— Start RECORDS TO PROCESS —
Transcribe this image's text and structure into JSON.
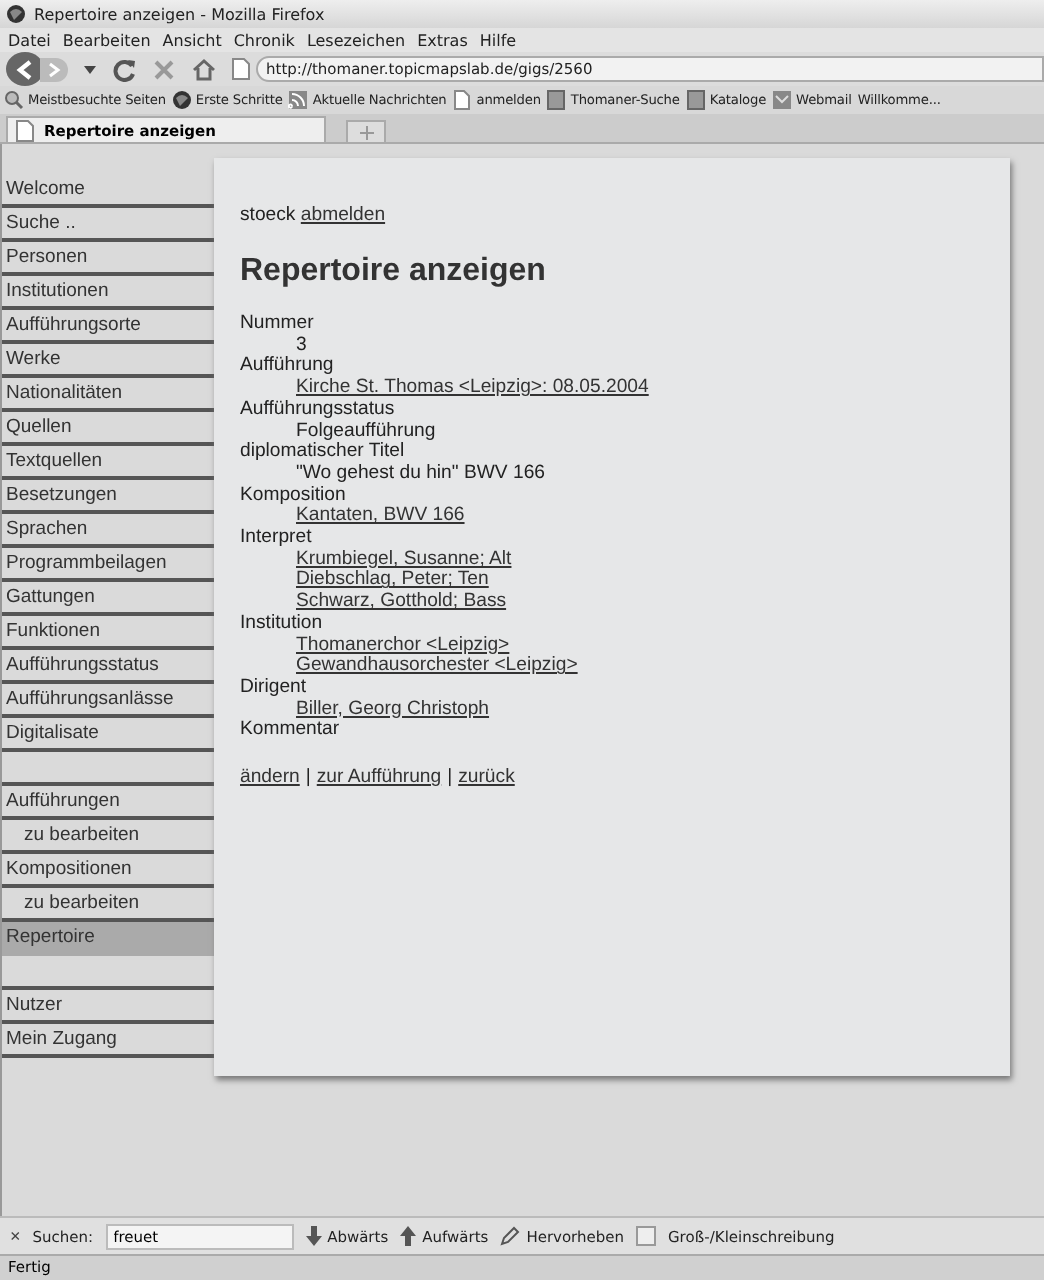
{
  "window": {
    "title": "Repertoire anzeigen - Mozilla Firefox"
  },
  "menu": [
    "Datei",
    "Bearbeiten",
    "Ansicht",
    "Chronik",
    "Lesezeichen",
    "Extras",
    "Hilfe"
  ],
  "address": {
    "value": "http://thomaner.topicmapslab.de/gigs/2560"
  },
  "bookmarks": [
    {
      "label": "Meistbesuchte Seiten",
      "kind": "search"
    },
    {
      "label": "Erste Schritte",
      "kind": "globe"
    },
    {
      "label": "Aktuelle Nachrichten",
      "kind": "feed"
    },
    {
      "label": "anmelden",
      "kind": "page"
    },
    {
      "label": "Thomaner-Suche",
      "kind": "book"
    },
    {
      "label": "Kataloge",
      "kind": "book"
    },
    {
      "label": "Webmail",
      "kind": "mail"
    },
    {
      "label": "Willkomme...",
      "kind": "none"
    }
  ],
  "tabs": [
    {
      "label": "Repertoire anzeigen",
      "selected": true
    }
  ],
  "sidebar": {
    "groups": [
      {
        "items": [
          {
            "label": "Welcome",
            "kind": "item",
            "selected": false
          },
          {
            "label": "Suche ..",
            "kind": "item",
            "selected": false
          },
          {
            "label": "Personen",
            "kind": "item",
            "selected": false
          },
          {
            "label": "Institutionen",
            "kind": "item",
            "selected": false
          },
          {
            "label": "Aufführungsorte",
            "kind": "item",
            "selected": false
          },
          {
            "label": "Werke",
            "kind": "item",
            "selected": false
          },
          {
            "label": "Nationalitäten",
            "kind": "item",
            "selected": false
          },
          {
            "label": "Quellen",
            "kind": "item",
            "selected": false
          },
          {
            "label": "Textquellen",
            "kind": "item",
            "selected": false
          },
          {
            "label": "Besetzungen",
            "kind": "item",
            "selected": false
          },
          {
            "label": "Sprachen",
            "kind": "item",
            "selected": false
          },
          {
            "label": "Programmbeilagen",
            "kind": "item",
            "selected": false
          },
          {
            "label": "Gattungen",
            "kind": "item",
            "selected": false
          },
          {
            "label": "Funktionen",
            "kind": "item",
            "selected": false
          },
          {
            "label": "Aufführungsstatus",
            "kind": "item",
            "selected": false
          },
          {
            "label": "Aufführungsanlässe",
            "kind": "item",
            "selected": false
          },
          {
            "label": "Digitalisate",
            "kind": "item",
            "selected": false
          }
        ]
      },
      {
        "items": [
          {
            "label": "Aufführungen",
            "kind": "item",
            "selected": false
          },
          {
            "label": "zu bearbeiten",
            "kind": "sub",
            "selected": false
          },
          {
            "label": "Kompositionen",
            "kind": "item",
            "selected": false
          },
          {
            "label": "zu bearbeiten",
            "kind": "sub",
            "selected": false
          },
          {
            "label": "Repertoire",
            "kind": "item",
            "selected": true
          }
        ]
      },
      {
        "items": [
          {
            "label": "Nutzer",
            "kind": "item",
            "selected": false
          },
          {
            "label": "Mein Zugang",
            "kind": "item",
            "selected": false
          }
        ]
      }
    ]
  },
  "user": {
    "name": "stoeck",
    "logout": "abmelden"
  },
  "heading": "Repertoire anzeigen",
  "fields": [
    {
      "label": "Nummer",
      "values": [
        {
          "text": "3",
          "link": false
        }
      ]
    },
    {
      "label": "Aufführung",
      "values": [
        {
          "text": "Kirche St. Thomas <Leipzig>: 08.05.2004",
          "link": true
        }
      ]
    },
    {
      "label": "Aufführungsstatus",
      "values": [
        {
          "text": "Folgeaufführung",
          "link": false
        }
      ]
    },
    {
      "label": "diplomatischer Titel",
      "values": [
        {
          "text": "\"Wo gehest du hin\" BWV 166",
          "link": false
        }
      ]
    },
    {
      "label": "Komposition",
      "values": [
        {
          "text": "Kantaten, BWV 166",
          "link": true
        }
      ]
    },
    {
      "label": "Interpret",
      "values": [
        {
          "text": "Krumbiegel, Susanne; Alt",
          "link": true
        },
        {
          "text": "Diebschlag, Peter; Ten",
          "link": true
        },
        {
          "text": "Schwarz, Gotthold; Bass",
          "link": true
        }
      ]
    },
    {
      "label": "Institution",
      "values": [
        {
          "text": "Thomanerchor <Leipzig>",
          "link": true
        },
        {
          "text": "Gewandhausorchester <Leipzig>",
          "link": true
        }
      ]
    },
    {
      "label": "Dirigent",
      "values": [
        {
          "text": "Biller, Georg Christoph",
          "link": true
        }
      ]
    },
    {
      "label": "Kommentar"
    }
  ],
  "actions": [
    {
      "label": "ändern",
      "separator": "|"
    },
    {
      "label": "zur Aufführung",
      "separator": "|"
    },
    {
      "label": "zurück"
    }
  ],
  "findbar": {
    "close": "×",
    "label": "Suchen:",
    "value": "freuet",
    "down": "Abwärts",
    "up": "Aufwärts",
    "highlight": "Hervorheben",
    "case": {
      "label": "Groß-/Kleinschreibung",
      "checked": false
    }
  },
  "status_bar": "Fertig"
}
— End RECORDS TO PROCESS —
# [GIVEN EXERCISE]
Except for the pictures, give all the material above again verbatim.

# [FINISHED ANSWER]
Transcribe this image's text and structure into JSON.
{
  "window": {
    "title": "Repertoire anzeigen - Mozilla Firefox"
  },
  "menu": [
    "Datei",
    "Bearbeiten",
    "Ansicht",
    "Chronik",
    "Lesezeichen",
    "Extras",
    "Hilfe"
  ],
  "address": {
    "value": "http://thomaner.topicmapslab.de/gigs/2560"
  },
  "bookmarks": [
    {
      "label": "Meistbesuchte Seiten",
      "kind": "search"
    },
    {
      "label": "Erste Schritte",
      "kind": "globe"
    },
    {
      "label": "Aktuelle Nachrichten",
      "kind": "feed"
    },
    {
      "label": "anmelden",
      "kind": "page"
    },
    {
      "label": "Thomaner-Suche",
      "kind": "book"
    },
    {
      "label": "Kataloge",
      "kind": "book"
    },
    {
      "label": "Webmail",
      "kind": "mail"
    },
    {
      "label": "Willkomme...",
      "kind": "none"
    }
  ],
  "tabs": [
    {
      "label": "Repertoire anzeigen",
      "selected": true
    }
  ],
  "sidebar": {
    "groups": [
      {
        "items": [
          {
            "label": "Welcome",
            "kind": "item",
            "selected": false
          },
          {
            "label": "Suche ..",
            "kind": "item",
            "selected": false
          },
          {
            "label": "Personen",
            "kind": "item",
            "selected": false
          },
          {
            "label": "Institutionen",
            "kind": "item",
            "selected": false
          },
          {
            "label": "Aufführungsorte",
            "kind": "item",
            "selected": false
          },
          {
            "label": "Werke",
            "kind": "item",
            "selected": false
          },
          {
            "label": "Nationalitäten",
            "kind": "item",
            "selected": false
          },
          {
            "label": "Quellen",
            "kind": "item",
            "selected": false
          },
          {
            "label": "Textquellen",
            "kind": "item",
            "selected": false
          },
          {
            "label": "Besetzungen",
            "kind": "item",
            "selected": false
          },
          {
            "label": "Sprachen",
            "kind": "item",
            "selected": false
          },
          {
            "label": "Programmbeilagen",
            "kind": "item",
            "selected": false
          },
          {
            "label": "Gattungen",
            "kind": "item",
            "selected": false
          },
          {
            "label": "Funktionen",
            "kind": "item",
            "selected": false
          },
          {
            "label": "Aufführungsstatus",
            "kind": "item",
            "selected": false
          },
          {
            "label": "Aufführungsanlässe",
            "kind": "item",
            "selected": false
          },
          {
            "label": "Digitalisate",
            "kind": "item",
            "selected": false
          }
        ]
      },
      {
        "items": [
          {
            "label": "Aufführungen",
            "kind": "item",
            "selected": false
          },
          {
            "label": "zu bearbeiten",
            "kind": "sub",
            "selected": false
          },
          {
            "label": "Kompositionen",
            "kind": "item",
            "selected": false
          },
          {
            "label": "zu bearbeiten",
            "kind": "sub",
            "selected": false
          },
          {
            "label": "Repertoire",
            "kind": "item",
            "selected": true
          }
        ]
      },
      {
        "items": [
          {
            "label": "Nutzer",
            "kind": "item",
            "selected": false
          },
          {
            "label": "Mein Zugang",
            "kind": "item",
            "selected": false
          }
        ]
      }
    ]
  },
  "user": {
    "name": "stoeck",
    "logout": "abmelden"
  },
  "heading": "Repertoire anzeigen",
  "fields": [
    {
      "label": "Nummer",
      "values": [
        {
          "text": "3",
          "link": false
        }
      ]
    },
    {
      "label": "Aufführung",
      "values": [
        {
          "text": "Kirche St. Thomas <Leipzig>: 08.05.2004",
          "link": true
        }
      ]
    },
    {
      "label": "Aufführungsstatus",
      "values": [
        {
          "text": "Folgeaufführung",
          "link": false
        }
      ]
    },
    {
      "label": "diplomatischer Titel",
      "values": [
        {
          "text": "\"Wo gehest du hin\" BWV 166",
          "link": false
        }
      ]
    },
    {
      "label": "Komposition",
      "values": [
        {
          "text": "Kantaten, BWV 166",
          "link": true
        }
      ]
    },
    {
      "label": "Interpret",
      "values": [
        {
          "text": "Krumbiegel, Susanne; Alt",
          "link": true
        },
        {
          "text": "Diebschlag, Peter; Ten",
          "link": true
        },
        {
          "text": "Schwarz, Gotthold; Bass",
          "link": true
        }
      ]
    },
    {
      "label": "Institution",
      "values": [
        {
          "text": "Thomanerchor <Leipzig>",
          "link": true
        },
        {
          "text": "Gewandhausorchester <Leipzig>",
          "link": true
        }
      ]
    },
    {
      "label": "Dirigent",
      "values": [
        {
          "text": "Biller, Georg Christoph",
          "link": true
        }
      ]
    },
    {
      "label": "Kommentar"
    }
  ],
  "actions": [
    {
      "label": "ändern",
      "separator": "|"
    },
    {
      "label": "zur Aufführung",
      "separator": "|"
    },
    {
      "label": "zurück"
    }
  ],
  "findbar": {
    "close": "×",
    "label": "Suchen:",
    "value": "freuet",
    "down": "Abwärts",
    "up": "Aufwärts",
    "highlight": "Hervorheben",
    "case": {
      "label": "Groß-/Kleinschreibung",
      "checked": false
    }
  },
  "status_bar": "Fertig"
}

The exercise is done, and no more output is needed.